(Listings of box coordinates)
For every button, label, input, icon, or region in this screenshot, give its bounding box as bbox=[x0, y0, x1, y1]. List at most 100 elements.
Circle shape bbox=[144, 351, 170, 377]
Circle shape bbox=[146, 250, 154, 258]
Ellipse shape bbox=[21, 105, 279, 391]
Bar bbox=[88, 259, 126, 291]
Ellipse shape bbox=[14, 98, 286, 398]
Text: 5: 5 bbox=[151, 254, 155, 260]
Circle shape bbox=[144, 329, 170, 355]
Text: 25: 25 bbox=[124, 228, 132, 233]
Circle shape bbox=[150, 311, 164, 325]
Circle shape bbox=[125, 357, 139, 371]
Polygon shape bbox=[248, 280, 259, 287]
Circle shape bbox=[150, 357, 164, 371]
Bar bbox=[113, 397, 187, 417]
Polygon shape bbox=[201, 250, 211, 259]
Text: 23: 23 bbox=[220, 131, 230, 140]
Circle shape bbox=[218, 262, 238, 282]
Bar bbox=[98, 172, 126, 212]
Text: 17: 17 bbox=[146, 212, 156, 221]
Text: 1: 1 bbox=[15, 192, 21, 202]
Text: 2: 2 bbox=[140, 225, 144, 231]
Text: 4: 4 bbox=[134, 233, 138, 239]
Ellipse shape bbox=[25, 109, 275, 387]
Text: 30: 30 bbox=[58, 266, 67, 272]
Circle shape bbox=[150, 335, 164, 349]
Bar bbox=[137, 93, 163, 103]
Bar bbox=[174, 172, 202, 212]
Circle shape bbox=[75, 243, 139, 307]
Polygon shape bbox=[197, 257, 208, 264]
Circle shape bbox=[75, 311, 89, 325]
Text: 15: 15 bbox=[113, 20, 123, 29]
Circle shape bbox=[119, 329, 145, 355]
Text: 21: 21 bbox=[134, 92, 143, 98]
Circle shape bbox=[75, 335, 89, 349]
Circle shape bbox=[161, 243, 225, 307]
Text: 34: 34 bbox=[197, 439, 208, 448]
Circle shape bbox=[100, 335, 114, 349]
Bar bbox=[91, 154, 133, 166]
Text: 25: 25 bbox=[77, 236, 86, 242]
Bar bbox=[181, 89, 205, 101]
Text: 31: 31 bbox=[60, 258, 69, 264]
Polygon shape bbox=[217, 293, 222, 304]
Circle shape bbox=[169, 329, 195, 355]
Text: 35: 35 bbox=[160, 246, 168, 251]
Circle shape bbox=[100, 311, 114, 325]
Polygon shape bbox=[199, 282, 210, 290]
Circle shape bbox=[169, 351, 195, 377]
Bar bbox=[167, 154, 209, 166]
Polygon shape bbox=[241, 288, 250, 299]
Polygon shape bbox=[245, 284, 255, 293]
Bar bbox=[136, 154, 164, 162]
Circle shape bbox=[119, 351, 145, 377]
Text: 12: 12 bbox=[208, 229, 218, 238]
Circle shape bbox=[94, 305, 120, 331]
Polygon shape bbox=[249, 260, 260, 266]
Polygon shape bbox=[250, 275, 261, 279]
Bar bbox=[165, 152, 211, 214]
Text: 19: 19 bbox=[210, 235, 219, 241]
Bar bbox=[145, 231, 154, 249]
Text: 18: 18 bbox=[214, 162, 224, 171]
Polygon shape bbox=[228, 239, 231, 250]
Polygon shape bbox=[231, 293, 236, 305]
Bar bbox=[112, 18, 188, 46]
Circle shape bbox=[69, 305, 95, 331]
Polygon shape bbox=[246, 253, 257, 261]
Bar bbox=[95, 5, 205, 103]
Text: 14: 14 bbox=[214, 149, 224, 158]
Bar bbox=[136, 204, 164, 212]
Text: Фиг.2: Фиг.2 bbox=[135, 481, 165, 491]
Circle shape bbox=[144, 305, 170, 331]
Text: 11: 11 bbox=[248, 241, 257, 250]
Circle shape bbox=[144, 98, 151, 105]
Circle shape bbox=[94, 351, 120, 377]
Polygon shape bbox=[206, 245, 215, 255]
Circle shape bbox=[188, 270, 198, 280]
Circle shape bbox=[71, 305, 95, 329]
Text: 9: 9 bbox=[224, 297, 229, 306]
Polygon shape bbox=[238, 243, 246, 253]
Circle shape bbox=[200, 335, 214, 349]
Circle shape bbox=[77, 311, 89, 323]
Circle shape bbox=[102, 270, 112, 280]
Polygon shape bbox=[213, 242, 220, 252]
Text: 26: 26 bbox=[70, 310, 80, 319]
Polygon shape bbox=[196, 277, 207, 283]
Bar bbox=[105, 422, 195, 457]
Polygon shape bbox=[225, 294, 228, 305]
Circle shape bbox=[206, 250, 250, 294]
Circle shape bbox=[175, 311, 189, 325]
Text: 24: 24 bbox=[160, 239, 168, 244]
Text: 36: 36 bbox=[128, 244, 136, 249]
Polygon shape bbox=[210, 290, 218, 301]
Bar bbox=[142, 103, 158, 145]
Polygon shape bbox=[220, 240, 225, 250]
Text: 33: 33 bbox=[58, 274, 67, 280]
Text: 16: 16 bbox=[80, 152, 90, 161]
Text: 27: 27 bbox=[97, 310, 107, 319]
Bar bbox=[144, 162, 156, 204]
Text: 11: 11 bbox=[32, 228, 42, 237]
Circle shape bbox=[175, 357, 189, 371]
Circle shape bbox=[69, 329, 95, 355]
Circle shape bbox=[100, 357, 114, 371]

*Task goal*.
Reproduce the data word for word, from its very first line through the line that contains "Ellipse shape bbox=[25, 109, 275, 387]".

*Problem solution*.
For every button, label, input, icon, or region in this screenshot, give its bounding box as bbox=[x0, y0, x1, y1]. List at most 100 elements.
Circle shape bbox=[144, 351, 170, 377]
Circle shape bbox=[146, 250, 154, 258]
Ellipse shape bbox=[21, 105, 279, 391]
Bar bbox=[88, 259, 126, 291]
Ellipse shape bbox=[14, 98, 286, 398]
Text: 5: 5 bbox=[151, 254, 155, 260]
Circle shape bbox=[144, 329, 170, 355]
Text: 25: 25 bbox=[124, 228, 132, 233]
Circle shape bbox=[150, 311, 164, 325]
Circle shape bbox=[125, 357, 139, 371]
Polygon shape bbox=[248, 280, 259, 287]
Circle shape bbox=[150, 357, 164, 371]
Bar bbox=[113, 397, 187, 417]
Polygon shape bbox=[201, 250, 211, 259]
Text: 23: 23 bbox=[220, 131, 230, 140]
Circle shape bbox=[218, 262, 238, 282]
Bar bbox=[98, 172, 126, 212]
Text: 17: 17 bbox=[146, 212, 156, 221]
Text: 1: 1 bbox=[15, 192, 21, 202]
Text: 2: 2 bbox=[140, 225, 144, 231]
Text: 4: 4 bbox=[134, 233, 138, 239]
Ellipse shape bbox=[25, 109, 275, 387]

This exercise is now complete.